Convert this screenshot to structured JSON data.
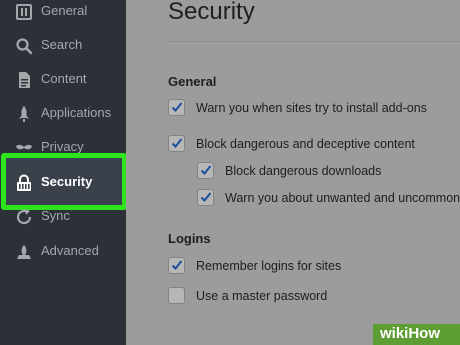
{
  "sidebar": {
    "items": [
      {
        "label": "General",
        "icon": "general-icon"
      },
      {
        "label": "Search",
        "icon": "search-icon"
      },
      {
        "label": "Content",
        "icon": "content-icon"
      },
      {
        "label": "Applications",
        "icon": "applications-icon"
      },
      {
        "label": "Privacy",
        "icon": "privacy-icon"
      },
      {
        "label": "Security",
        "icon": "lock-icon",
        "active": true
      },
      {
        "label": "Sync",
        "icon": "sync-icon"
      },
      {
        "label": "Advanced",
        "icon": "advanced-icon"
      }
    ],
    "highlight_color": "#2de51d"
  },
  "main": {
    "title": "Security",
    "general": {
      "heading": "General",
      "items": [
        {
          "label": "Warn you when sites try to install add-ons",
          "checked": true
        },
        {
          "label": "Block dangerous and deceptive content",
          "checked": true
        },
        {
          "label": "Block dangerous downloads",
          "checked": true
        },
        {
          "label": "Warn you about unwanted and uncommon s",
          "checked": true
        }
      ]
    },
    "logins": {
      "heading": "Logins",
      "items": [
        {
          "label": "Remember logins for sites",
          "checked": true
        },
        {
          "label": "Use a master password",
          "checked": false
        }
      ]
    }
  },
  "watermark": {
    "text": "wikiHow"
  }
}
§ §
EXERCISE DESCRIPTION: Gather every line containing the word "Warn" and copy it.

SOLUTION TO THE PROBLEM:
          "label": "Warn you when sites try to install add-ons",
          "label": "Warn you about unwanted and uncommon s",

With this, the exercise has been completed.